Dataset entries
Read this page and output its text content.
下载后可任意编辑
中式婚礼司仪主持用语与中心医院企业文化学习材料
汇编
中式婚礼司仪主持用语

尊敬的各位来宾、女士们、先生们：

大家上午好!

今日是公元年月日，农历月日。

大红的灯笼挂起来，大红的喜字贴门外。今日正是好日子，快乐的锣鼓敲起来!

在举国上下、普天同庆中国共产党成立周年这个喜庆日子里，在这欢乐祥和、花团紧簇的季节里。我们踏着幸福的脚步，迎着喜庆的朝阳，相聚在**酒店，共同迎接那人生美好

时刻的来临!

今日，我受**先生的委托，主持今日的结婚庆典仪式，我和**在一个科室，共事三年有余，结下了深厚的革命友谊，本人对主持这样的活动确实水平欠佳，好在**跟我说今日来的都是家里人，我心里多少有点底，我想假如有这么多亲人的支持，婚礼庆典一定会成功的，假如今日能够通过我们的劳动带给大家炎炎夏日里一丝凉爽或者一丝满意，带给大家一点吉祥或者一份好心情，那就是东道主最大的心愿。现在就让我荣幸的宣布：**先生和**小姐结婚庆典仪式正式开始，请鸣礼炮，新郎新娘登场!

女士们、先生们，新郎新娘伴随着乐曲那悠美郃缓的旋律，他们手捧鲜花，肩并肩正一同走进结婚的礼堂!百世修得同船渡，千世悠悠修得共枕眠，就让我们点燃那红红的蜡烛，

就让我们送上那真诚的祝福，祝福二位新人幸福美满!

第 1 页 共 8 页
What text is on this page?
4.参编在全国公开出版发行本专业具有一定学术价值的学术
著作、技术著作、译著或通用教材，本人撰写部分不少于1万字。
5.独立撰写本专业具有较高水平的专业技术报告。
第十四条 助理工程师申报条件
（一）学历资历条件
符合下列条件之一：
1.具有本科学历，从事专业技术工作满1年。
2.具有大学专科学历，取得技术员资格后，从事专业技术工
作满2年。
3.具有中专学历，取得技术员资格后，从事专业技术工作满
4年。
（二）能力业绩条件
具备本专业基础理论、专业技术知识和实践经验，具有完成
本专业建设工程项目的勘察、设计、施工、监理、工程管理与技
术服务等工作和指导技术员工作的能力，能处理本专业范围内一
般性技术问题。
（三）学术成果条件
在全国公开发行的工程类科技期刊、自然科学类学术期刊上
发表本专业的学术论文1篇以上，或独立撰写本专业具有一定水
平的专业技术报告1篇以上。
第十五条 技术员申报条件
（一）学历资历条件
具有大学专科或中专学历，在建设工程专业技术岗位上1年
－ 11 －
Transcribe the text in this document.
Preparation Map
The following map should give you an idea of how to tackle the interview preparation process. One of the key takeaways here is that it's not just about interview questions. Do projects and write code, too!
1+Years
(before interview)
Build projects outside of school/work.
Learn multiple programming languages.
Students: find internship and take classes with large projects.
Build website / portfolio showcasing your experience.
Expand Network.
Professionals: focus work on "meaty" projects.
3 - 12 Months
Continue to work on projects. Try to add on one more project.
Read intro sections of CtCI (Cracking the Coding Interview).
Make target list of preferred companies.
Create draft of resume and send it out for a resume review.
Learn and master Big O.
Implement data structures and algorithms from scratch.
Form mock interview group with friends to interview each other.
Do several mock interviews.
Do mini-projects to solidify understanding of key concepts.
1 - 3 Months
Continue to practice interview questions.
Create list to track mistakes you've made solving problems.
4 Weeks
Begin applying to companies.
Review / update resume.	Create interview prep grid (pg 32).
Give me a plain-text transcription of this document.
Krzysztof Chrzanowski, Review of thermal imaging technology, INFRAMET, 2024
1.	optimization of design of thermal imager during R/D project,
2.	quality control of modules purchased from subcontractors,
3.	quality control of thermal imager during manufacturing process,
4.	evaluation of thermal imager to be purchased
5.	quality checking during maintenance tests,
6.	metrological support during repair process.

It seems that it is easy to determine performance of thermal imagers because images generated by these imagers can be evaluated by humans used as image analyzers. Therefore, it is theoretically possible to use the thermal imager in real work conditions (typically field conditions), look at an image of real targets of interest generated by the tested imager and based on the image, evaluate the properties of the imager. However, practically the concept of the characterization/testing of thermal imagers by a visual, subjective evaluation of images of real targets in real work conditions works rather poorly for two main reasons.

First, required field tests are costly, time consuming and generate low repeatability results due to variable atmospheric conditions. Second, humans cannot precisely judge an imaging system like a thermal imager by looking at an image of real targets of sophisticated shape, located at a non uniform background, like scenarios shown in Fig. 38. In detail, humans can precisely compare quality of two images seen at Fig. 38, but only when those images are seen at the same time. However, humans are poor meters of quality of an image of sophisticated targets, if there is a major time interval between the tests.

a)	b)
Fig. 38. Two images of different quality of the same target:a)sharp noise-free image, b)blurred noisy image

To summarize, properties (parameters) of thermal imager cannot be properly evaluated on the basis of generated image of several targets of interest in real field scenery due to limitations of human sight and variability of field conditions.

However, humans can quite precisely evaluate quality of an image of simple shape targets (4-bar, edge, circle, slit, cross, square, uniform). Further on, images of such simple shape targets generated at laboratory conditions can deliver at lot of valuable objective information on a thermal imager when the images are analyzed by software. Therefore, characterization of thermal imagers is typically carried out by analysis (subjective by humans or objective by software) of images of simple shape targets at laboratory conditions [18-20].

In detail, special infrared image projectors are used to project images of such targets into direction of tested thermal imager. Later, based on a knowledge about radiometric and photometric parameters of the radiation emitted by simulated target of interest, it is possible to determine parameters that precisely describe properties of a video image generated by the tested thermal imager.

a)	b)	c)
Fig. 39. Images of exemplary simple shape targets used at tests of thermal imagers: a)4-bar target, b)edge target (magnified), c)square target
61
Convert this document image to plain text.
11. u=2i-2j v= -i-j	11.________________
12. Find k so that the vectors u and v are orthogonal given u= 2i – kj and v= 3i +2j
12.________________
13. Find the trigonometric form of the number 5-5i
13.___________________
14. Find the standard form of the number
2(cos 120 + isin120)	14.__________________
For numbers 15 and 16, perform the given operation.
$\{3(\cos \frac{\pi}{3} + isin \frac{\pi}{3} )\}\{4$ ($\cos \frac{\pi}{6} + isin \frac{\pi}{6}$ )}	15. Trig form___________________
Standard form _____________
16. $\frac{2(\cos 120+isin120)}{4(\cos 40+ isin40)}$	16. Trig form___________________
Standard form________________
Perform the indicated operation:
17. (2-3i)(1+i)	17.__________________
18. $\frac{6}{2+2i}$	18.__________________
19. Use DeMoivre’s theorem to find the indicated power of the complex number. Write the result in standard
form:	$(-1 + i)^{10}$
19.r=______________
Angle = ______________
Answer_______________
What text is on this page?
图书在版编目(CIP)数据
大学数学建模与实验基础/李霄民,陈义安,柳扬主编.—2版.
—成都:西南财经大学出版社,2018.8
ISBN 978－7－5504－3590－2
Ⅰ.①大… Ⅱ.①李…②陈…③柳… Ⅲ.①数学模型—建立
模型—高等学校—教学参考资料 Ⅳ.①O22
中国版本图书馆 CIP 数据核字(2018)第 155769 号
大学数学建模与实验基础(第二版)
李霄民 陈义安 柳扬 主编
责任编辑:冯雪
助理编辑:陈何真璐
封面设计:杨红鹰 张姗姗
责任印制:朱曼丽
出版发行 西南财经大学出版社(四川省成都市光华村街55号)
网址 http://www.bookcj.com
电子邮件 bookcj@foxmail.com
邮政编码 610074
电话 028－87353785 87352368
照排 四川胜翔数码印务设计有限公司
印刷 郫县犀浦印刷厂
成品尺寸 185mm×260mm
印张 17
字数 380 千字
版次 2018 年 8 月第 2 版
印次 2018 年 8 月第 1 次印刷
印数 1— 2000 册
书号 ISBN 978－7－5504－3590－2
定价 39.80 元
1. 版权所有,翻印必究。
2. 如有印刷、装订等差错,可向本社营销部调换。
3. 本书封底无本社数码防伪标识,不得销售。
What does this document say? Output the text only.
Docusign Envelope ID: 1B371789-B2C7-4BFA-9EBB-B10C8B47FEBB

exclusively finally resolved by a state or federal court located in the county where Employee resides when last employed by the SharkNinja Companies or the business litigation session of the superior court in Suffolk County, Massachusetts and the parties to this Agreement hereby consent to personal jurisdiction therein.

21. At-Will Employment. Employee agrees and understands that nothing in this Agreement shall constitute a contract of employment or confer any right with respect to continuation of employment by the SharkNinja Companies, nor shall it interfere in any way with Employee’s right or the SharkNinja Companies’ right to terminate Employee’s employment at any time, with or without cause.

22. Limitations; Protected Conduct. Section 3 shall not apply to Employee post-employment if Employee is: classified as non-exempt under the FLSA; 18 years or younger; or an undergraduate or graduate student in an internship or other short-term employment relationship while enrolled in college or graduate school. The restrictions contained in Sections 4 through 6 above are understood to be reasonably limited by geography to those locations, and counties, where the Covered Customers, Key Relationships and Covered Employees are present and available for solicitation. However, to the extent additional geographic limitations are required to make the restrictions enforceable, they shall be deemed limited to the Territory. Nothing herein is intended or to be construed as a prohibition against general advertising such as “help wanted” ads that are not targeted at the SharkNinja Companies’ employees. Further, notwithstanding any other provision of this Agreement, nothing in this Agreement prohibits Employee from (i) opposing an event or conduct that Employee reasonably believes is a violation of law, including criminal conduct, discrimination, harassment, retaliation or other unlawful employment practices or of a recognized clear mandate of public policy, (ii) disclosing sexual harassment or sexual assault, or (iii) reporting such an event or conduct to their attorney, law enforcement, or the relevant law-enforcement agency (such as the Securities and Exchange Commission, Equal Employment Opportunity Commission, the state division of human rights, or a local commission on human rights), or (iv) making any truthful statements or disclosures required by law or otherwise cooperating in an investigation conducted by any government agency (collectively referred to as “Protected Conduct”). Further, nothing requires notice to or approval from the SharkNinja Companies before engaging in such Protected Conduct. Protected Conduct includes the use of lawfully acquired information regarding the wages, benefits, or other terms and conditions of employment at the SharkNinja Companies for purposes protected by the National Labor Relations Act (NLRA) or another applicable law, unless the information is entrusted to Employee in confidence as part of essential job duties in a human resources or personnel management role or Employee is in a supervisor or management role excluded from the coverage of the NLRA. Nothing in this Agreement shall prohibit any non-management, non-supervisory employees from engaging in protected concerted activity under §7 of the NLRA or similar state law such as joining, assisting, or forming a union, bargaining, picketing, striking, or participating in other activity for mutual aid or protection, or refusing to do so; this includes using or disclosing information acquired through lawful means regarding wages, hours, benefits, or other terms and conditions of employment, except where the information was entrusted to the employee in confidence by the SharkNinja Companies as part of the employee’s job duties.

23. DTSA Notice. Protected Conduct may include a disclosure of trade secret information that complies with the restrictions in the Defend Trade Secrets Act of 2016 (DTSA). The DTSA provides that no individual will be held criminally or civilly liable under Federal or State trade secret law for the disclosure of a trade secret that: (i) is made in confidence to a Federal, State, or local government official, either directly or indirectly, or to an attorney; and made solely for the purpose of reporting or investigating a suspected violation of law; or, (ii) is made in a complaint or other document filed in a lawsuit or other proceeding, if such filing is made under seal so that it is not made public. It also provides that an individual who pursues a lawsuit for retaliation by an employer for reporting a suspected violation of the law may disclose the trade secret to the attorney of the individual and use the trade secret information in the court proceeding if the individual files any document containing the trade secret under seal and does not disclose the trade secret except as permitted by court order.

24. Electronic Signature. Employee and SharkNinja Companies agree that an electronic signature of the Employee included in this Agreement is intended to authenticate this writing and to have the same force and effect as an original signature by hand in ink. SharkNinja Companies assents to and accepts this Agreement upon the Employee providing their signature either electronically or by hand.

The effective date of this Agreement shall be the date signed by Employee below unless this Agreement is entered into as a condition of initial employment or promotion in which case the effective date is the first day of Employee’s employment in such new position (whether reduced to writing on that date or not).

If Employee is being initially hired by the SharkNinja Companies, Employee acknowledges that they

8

Task to complete: Above are the records. Copy every line in them holding "interest".

Solution to the exercise:
It seems that it is easy to determine performance of thermal imagers because images generated by these imagers can be evaluated by humans used as image analyzers. Therefore, it is theoretically possible to use the thermal imager in real work conditions (typically field conditions), look at an image of real targets of interest generated by the tested imager and based on the image, evaluate the properties of the imager. However, practically the concept of the characterization/testing of thermal imagers by a visual, subjective evaluation of images of real targets in real work conditions works rather poorly for two main reasons.
To summarize, properties (parameters) of thermal imager cannot be properly evaluated on the basis of generated image of several targets of interest in real field scenery due to limitations of human sight and variability of field conditions.
In detail, special infrared image projectors are used to project images of such targets into direction of tested thermal imager. Later, based on a knowledge about radiometric and photometric parameters of the radiation emitted by simulated target of interest, it is possible to determine parameters that precisely describe properties of a video image generated by the tested thermal imager.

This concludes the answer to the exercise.